WHAT TO PRODUCE:
Your task is to give the data again, exactly, with every line intact.

RECORDS PROVIDED:
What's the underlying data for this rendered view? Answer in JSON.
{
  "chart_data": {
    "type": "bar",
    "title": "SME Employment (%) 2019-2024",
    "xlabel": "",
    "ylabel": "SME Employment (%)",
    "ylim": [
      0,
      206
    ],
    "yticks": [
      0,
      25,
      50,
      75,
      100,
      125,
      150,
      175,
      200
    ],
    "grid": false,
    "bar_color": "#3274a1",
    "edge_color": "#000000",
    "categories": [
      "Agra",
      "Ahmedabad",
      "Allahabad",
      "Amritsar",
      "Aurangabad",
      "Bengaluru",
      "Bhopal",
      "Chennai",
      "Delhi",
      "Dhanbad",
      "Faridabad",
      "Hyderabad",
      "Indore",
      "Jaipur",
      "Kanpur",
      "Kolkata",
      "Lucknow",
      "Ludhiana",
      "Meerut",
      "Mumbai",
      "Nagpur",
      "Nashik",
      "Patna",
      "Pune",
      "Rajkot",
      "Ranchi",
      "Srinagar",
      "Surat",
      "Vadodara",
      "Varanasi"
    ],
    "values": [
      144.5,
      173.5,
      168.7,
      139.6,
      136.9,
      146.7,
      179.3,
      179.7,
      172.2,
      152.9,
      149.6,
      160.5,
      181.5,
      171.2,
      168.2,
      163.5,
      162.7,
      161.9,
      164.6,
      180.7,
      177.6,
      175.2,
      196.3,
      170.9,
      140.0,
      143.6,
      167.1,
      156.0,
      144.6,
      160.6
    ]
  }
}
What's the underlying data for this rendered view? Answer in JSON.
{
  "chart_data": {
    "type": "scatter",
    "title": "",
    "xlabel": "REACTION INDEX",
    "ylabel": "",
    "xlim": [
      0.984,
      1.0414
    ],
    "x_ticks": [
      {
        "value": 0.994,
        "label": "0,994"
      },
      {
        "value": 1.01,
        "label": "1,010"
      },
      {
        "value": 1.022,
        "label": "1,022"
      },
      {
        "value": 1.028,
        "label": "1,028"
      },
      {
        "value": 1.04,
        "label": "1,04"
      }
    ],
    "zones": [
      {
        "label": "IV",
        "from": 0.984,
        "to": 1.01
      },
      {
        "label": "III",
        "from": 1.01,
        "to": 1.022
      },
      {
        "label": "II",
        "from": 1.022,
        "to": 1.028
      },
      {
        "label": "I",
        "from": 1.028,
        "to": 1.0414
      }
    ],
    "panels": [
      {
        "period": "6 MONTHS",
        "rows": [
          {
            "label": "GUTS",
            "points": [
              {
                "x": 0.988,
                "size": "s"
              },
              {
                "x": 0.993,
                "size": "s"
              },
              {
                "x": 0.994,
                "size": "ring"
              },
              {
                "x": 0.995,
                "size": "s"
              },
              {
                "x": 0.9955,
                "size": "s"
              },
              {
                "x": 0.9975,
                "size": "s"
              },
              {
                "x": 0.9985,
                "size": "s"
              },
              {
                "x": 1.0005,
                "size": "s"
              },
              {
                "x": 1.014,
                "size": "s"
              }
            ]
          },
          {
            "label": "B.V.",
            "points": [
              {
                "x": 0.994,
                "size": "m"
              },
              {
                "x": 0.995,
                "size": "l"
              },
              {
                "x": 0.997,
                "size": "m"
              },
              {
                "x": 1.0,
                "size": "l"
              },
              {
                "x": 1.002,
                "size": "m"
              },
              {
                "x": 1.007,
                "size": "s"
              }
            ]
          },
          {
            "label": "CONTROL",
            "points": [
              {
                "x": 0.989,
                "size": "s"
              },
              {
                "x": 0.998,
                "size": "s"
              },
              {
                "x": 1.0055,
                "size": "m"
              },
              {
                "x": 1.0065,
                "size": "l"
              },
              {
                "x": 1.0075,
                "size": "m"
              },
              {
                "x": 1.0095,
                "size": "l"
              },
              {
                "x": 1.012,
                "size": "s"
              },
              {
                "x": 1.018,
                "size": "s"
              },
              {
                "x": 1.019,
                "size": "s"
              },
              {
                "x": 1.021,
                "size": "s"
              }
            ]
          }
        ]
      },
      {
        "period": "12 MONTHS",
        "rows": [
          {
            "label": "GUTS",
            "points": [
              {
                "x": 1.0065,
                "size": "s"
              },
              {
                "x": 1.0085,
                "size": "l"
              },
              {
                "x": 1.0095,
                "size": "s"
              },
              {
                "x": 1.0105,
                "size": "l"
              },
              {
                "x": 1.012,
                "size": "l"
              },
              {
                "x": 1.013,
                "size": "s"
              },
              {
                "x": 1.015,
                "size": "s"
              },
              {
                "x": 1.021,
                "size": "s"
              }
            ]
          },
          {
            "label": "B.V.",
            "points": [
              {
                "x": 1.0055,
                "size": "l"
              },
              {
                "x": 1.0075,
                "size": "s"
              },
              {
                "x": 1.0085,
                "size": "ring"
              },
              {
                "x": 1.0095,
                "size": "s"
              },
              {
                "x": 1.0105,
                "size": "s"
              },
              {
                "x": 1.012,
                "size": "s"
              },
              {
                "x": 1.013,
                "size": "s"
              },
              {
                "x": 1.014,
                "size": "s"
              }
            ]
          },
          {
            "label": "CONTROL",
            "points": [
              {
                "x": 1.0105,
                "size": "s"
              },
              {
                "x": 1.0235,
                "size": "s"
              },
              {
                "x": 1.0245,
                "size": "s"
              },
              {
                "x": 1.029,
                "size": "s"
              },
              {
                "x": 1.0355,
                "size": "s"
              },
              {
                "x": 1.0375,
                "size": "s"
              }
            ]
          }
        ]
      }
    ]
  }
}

SOLUTION:
What's the underlying data for this rendered view? Answer in JSON.
{
  "chart_data": {
    "type": "bar",
    "title": "SME Employment (%) 2019-2024",
    "xlabel": "",
    "ylabel": "SME Employment (%)",
    "ylim": [
      0,
      206
    ],
    "yticks": [
      0,
      25,
      50,
      75,
      100,
      125,
      150,
      175,
      200
    ],
    "grid": false,
    "bar_color": "#3274a1",
    "edge_color": "#000000",
    "categories": [
      "Agra",
      "Ahmedabad",
      "Allahabad",
      "Amritsar",
      "Aurangabad",
      "Bengaluru",
      "Bhopal",
      "Chennai",
      "Delhi",
      "Dhanbad",
      "Faridabad",
      "Hyderabad",
      "Indore",
      "Jaipur",
      "Kanpur",
      "Kolkata",
      "Lucknow",
      "Ludhiana",
      "Meerut",
      "Mumbai",
      "Nagpur",
      "Nashik",
      "Patna",
      "Pune",
      "Rajkot",
      "Ranchi",
      "Srinagar",
      "Surat",
      "Vadodara",
      "Varanasi"
    ],
    "values": [
      144.5,
      173.5,
      168.7,
      139.6,
      136.9,
      146.7,
      179.3,
      179.7,
      172.2,
      152.9,
      149.6,
      160.5,
      181.5,
      171.2,
      168.2,
      163.5,
      162.7,
      161.9,
      164.6,
      180.7,
      177.6,
      175.2,
      196.3,
      170.9,
      140.0,
      143.6,
      167.1,
      156.0,
      144.6,
      160.6
    ]
  }
}
What's the underlying data for this rendered view? Answer in JSON.
{
  "chart_data": {
    "type": "scatter",
    "title": "",
    "xlabel": "REACTION INDEX",
    "ylabel": "",
    "xlim": [
      0.984,
      1.0414
    ],
    "x_ticks": [
      {
        "value": 0.994,
        "label": "0,994"
      },
      {
        "value": 1.01,
        "label": "1,010"
      },
      {
        "value": 1.022,
        "label": "1,022"
      },
      {
        "value": 1.028,
        "label": "1,028"
      },
      {
        "value": 1.04,
        "label": "1,04"
      }
    ],
    "zones": [
      {
        "label": "IV",
        "from": 0.984,
        "to": 1.01
      },
      {
        "label": "III",
        "from": 1.01,
        "to": 1.022
      },
      {
        "label": "II",
        "from": 1.022,
        "to": 1.028
      },
      {
        "label": "I",
        "from": 1.028,
        "to": 1.0414
      }
    ],
    "panels": [
      {
        "period": "6 MONTHS",
        "rows": [
          {
            "label": "GUTS",
            "points": [
              {
                "x": 0.988,
                "size": "s"
              },
              {
                "x": 0.993,
                "size": "s"
              },
              {
                "x": 0.994,
                "size": "ring"
              },
              {
                "x": 0.995,
                "size": "s"
              },
              {
                "x": 0.9955,
                "size": "s"
              },
              {
                "x": 0.9975,
                "size": "s"
              },
              {
                "x": 0.9985,
                "size": "s"
              },
              {
                "x": 1.0005,
                "size": "s"
              },
              {
                "x": 1.014,
                "size": "s"
              }
            ]
          },
          {
            "label": "B.V.",
            "points": [
              {
                "x": 0.994,
                "size": "m"
              },
              {
                "x": 0.995,
                "size": "l"
              },
              {
                "x": 0.997,
                "size": "m"
              },
              {
                "x": 1.0,
                "size": "l"
              },
              {
                "x": 1.002,
                "size": "m"
              },
              {
                "x": 1.007,
                "size": "s"
              }
            ]
          },
          {
            "label": "CONTROL",
            "points": [
              {
                "x": 0.989,
                "size": "s"
              },
              {
                "x": 0.998,
                "size": "s"
              },
              {
                "x": 1.0055,
                "size": "m"
              },
              {
                "x": 1.0065,
                "size": "l"
              },
              {
                "x": 1.0075,
                "size": "m"
              },
              {
                "x": 1.0095,
                "size": "l"
              },
              {
                "x": 1.012,
                "size": "s"
              },
              {
                "x": 1.018,
                "size": "s"
              },
              {
                "x": 1.019,
                "size": "s"
              },
              {
                "x": 1.021,
                "size": "s"
              }
            ]
          }
        ]
      },
      {
        "period": "12 MONTHS",
        "rows": [
          {
            "label": "GUTS",
            "points": [
              {
                "x": 1.0065,
                "size": "s"
              },
              {
                "x": 1.0085,
                "size": "l"
              },
              {
                "x": 1.0095,
                "size": "s"
              },
              {
                "x": 1.0105,
                "size": "l"
              },
              {
                "x": 1.012,
                "size": "l"
              },
              {
                "x": 1.013,
                "size": "s"
              },
              {
                "x": 1.015,
                "size": "s"
              },
              {
                "x": 1.021,
                "size": "s"
              }
            ]
          },
          {
            "label": "B.V.",
            "points": [
              {
                "x": 1.0055,
                "size": "l"
              },
              {
                "x": 1.0075,
                "size": "s"
              },
              {
                "x": 1.0085,
                "size": "ring"
              },
              {
                "x": 1.0095,
                "size": "s"
              },
              {
                "x": 1.0105,
                "size": "s"
              },
              {
                "x": 1.012,
                "size": "s"
              },
              {
                "x": 1.013,
                "size": "s"
              },
              {
                "x": 1.014,
                "size": "s"
              }
            ]
          },
          {
            "label": "CONTROL",
            "points": [
              {
                "x": 1.0105,
                "size": "s"
              },
              {
                "x": 1.0235,
                "size": "s"
              },
              {
                "x": 1.0245,
                "size": "s"
              },
              {
                "x": 1.029,
                "size": "s"
              },
              {
                "x": 1.0355,
                "size": "s"
              },
              {
                "x": 1.0375,
                "size": "s"
              }
            ]
          }
        ]
      }
    ]
  }
}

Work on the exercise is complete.